(Stored data)
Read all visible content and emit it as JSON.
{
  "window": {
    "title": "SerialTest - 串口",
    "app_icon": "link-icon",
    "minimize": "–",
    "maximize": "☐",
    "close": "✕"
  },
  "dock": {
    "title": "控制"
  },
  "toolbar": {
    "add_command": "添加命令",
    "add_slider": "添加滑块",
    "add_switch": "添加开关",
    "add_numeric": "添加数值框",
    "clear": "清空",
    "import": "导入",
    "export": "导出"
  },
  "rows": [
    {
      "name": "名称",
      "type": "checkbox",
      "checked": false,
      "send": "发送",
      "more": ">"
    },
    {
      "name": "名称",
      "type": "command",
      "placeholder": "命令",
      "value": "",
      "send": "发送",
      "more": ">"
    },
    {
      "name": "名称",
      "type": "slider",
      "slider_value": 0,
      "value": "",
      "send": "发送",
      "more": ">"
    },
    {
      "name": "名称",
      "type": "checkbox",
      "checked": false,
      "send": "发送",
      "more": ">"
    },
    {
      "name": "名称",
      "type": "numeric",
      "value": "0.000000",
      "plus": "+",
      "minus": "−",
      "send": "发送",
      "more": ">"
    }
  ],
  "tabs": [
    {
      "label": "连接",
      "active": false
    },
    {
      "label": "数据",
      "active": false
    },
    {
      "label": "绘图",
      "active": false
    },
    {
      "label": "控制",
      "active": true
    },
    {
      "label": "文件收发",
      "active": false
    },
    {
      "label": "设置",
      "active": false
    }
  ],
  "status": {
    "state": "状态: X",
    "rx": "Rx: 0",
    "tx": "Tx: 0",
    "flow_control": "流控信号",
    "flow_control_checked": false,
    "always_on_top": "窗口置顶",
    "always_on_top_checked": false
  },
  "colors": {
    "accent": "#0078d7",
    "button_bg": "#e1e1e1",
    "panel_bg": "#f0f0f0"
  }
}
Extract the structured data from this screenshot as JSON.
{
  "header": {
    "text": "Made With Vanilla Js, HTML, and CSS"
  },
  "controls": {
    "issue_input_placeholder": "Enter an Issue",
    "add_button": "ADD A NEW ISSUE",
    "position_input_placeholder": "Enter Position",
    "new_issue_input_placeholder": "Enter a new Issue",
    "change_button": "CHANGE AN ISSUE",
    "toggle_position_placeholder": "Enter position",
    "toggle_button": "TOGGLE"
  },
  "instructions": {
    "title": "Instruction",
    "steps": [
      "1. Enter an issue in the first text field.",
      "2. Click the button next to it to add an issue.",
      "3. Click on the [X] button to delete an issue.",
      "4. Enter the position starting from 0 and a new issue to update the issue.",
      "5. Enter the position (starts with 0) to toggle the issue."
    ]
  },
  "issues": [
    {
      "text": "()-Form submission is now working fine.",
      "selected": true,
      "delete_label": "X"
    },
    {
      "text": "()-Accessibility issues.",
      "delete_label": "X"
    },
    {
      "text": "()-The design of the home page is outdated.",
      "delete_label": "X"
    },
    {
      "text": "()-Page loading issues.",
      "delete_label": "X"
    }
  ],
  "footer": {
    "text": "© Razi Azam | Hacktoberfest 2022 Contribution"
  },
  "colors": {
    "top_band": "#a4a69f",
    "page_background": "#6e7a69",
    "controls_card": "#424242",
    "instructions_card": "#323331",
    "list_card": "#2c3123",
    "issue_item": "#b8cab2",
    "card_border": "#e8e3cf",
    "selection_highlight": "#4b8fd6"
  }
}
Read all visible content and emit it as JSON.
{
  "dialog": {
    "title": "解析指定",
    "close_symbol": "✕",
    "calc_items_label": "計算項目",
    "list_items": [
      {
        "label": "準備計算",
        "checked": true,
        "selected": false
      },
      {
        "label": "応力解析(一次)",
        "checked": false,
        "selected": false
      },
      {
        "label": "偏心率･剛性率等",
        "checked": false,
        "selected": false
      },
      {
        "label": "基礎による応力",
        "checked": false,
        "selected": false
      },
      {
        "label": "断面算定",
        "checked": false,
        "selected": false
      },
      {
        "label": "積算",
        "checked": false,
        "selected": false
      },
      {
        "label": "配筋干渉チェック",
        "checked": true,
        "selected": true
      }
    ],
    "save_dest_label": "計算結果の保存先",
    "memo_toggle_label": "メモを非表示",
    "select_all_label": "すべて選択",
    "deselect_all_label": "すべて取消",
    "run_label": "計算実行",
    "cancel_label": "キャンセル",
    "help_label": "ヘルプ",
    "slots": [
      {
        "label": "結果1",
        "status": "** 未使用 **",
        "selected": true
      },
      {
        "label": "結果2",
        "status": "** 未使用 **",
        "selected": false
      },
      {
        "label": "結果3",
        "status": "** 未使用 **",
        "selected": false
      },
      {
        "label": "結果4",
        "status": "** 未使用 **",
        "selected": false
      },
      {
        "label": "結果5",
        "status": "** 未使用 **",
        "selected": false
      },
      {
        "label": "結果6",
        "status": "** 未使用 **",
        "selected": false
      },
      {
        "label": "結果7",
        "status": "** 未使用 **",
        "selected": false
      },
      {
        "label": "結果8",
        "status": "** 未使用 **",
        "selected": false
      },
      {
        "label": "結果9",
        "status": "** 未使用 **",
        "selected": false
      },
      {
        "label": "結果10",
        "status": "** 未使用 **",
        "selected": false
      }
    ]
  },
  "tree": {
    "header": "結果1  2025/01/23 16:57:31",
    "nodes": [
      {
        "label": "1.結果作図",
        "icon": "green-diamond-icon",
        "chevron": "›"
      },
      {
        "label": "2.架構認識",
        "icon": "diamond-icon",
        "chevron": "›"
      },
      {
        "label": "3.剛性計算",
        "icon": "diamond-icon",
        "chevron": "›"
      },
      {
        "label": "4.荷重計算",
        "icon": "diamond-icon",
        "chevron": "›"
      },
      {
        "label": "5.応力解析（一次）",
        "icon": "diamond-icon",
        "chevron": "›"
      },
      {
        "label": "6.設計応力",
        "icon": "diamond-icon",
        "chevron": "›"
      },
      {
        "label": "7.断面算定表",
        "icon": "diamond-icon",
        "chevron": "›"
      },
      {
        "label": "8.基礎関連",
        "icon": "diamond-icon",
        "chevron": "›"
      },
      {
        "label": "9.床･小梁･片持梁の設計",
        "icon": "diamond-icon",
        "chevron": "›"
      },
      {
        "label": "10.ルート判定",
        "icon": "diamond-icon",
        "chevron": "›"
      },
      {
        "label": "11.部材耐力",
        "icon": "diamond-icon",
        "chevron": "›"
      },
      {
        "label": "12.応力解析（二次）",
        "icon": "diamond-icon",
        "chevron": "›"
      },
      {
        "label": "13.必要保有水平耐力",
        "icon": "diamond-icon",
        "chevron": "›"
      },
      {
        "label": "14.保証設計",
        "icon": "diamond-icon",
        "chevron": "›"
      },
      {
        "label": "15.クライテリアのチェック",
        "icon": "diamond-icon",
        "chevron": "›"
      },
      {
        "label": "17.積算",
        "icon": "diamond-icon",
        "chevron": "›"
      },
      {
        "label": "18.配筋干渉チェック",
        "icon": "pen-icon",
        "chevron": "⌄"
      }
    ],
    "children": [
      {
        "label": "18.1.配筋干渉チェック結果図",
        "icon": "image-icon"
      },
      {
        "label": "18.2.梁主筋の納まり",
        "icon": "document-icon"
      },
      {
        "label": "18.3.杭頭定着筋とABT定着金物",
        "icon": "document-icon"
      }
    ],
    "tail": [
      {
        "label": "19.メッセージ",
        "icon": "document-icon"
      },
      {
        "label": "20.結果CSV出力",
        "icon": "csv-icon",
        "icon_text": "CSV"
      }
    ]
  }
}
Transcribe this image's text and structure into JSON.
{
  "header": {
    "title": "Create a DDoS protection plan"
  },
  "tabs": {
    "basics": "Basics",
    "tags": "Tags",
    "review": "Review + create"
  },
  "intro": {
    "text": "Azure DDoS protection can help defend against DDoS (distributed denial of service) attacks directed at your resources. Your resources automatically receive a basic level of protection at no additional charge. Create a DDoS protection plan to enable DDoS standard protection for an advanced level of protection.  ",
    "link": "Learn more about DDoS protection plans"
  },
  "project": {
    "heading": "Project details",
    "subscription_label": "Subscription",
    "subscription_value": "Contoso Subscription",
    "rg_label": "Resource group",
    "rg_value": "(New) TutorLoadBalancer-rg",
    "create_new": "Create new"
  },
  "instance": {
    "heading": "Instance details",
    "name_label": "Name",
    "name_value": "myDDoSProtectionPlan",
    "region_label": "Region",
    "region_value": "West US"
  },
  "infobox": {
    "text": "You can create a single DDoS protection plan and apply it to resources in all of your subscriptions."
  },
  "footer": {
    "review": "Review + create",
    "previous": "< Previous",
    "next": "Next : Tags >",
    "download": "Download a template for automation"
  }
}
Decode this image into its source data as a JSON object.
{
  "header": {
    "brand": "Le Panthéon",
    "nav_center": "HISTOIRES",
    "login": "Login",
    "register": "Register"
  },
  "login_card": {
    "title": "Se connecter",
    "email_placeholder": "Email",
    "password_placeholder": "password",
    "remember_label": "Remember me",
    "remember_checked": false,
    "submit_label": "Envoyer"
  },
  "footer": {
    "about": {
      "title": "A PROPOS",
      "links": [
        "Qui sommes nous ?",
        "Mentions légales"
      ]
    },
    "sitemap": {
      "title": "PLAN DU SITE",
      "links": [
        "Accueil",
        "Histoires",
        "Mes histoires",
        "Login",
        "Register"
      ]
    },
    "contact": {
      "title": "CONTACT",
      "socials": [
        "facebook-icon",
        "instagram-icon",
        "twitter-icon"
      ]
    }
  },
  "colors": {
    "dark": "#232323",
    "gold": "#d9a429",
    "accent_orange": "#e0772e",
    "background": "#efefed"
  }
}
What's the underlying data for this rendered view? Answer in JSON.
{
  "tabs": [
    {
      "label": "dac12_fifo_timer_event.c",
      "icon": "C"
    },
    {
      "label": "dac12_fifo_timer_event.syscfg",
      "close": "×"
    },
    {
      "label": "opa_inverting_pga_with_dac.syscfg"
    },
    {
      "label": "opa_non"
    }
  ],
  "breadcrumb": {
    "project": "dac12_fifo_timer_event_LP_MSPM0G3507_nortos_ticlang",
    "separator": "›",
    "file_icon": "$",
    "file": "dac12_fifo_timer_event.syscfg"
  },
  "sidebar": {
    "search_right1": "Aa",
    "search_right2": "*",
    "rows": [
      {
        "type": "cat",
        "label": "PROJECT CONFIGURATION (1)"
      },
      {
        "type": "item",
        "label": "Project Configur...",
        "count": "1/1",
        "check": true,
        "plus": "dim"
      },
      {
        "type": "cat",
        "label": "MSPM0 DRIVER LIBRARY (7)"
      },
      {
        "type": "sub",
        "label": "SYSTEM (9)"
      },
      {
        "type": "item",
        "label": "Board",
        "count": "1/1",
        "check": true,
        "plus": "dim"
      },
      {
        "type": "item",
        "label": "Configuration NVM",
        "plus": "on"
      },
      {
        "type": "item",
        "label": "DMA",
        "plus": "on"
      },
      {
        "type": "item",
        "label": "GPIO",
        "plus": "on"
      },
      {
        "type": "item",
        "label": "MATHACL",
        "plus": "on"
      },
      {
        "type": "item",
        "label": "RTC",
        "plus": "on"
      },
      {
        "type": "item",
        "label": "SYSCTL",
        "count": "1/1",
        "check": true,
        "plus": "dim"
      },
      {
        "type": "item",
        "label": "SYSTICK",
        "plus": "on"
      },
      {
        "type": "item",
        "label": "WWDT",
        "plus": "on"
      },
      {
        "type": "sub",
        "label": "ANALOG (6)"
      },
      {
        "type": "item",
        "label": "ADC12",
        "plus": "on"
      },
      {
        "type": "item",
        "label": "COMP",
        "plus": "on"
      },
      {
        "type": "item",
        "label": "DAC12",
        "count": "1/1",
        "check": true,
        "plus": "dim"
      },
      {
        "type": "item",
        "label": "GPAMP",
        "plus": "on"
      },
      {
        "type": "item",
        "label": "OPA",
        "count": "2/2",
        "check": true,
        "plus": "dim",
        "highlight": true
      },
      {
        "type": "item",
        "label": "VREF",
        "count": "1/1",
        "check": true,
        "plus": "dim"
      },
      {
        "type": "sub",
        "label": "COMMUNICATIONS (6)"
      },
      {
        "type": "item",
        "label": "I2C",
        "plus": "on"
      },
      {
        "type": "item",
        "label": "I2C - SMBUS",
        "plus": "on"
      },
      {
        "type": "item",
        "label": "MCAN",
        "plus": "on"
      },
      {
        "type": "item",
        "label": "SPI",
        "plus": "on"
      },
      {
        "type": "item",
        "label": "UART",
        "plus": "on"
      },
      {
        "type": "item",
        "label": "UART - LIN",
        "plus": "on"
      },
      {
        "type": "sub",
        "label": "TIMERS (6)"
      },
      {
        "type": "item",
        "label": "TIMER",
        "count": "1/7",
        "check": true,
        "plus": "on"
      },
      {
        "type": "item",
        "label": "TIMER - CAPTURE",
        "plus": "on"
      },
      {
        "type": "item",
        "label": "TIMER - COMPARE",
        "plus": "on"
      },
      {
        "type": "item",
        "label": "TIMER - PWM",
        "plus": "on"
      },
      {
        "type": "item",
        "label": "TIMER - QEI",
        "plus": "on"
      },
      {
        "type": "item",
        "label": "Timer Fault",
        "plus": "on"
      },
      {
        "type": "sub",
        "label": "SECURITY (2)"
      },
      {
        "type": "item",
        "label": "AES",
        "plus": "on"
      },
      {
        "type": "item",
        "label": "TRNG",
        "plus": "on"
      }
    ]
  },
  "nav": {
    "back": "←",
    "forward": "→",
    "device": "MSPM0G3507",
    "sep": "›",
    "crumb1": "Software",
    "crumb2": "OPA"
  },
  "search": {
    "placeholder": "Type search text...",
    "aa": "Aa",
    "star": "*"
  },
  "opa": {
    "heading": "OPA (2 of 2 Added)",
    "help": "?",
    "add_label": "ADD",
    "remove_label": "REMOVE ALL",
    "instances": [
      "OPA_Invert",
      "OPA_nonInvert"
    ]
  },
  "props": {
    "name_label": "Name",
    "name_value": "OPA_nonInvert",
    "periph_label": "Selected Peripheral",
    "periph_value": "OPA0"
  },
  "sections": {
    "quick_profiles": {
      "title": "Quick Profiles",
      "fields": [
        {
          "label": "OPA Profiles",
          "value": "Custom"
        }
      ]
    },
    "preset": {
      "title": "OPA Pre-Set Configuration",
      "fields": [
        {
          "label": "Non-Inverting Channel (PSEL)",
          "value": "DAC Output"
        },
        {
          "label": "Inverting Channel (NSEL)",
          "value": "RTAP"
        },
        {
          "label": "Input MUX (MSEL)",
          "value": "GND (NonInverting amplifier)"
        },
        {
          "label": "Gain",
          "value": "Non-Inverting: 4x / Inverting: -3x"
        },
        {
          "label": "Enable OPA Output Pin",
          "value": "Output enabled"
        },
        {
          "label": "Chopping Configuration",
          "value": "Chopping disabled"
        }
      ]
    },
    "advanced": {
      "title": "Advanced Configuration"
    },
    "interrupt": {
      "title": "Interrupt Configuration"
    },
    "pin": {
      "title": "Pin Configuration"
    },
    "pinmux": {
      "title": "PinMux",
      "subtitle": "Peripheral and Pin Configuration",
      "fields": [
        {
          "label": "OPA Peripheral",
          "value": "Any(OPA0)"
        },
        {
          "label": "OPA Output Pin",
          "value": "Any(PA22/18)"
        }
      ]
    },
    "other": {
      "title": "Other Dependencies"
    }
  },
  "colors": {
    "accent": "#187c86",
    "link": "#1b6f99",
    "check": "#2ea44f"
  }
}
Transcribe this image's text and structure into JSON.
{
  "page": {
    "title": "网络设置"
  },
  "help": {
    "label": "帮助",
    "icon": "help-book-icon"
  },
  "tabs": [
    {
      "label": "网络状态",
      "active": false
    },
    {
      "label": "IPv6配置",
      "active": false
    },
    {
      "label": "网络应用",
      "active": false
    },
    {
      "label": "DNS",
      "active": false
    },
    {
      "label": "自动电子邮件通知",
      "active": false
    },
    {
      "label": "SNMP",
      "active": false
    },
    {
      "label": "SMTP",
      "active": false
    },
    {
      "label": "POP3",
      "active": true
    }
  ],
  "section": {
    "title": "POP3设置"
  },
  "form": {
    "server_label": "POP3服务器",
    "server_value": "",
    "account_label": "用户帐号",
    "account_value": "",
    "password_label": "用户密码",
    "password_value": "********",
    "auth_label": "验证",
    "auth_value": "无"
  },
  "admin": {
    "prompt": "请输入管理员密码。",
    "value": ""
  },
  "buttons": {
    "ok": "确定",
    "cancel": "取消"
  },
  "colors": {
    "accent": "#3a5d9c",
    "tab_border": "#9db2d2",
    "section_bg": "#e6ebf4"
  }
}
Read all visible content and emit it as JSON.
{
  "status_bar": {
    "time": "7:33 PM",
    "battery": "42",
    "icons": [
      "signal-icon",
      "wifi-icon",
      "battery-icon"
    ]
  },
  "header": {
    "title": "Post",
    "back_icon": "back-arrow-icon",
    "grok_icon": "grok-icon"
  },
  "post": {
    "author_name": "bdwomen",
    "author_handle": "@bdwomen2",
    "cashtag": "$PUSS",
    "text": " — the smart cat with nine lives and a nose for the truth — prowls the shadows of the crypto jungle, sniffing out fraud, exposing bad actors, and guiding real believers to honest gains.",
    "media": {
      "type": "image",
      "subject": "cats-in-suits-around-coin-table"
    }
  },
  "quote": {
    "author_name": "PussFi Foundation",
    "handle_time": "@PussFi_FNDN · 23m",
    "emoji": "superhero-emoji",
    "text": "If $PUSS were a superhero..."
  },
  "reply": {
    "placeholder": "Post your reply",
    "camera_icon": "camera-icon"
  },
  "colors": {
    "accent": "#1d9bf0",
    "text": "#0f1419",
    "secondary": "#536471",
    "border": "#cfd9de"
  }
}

=== Stated exercise ===
Using the data above, say how many lines include "Output". No other reply is needed.

=== Finished exercise ===
4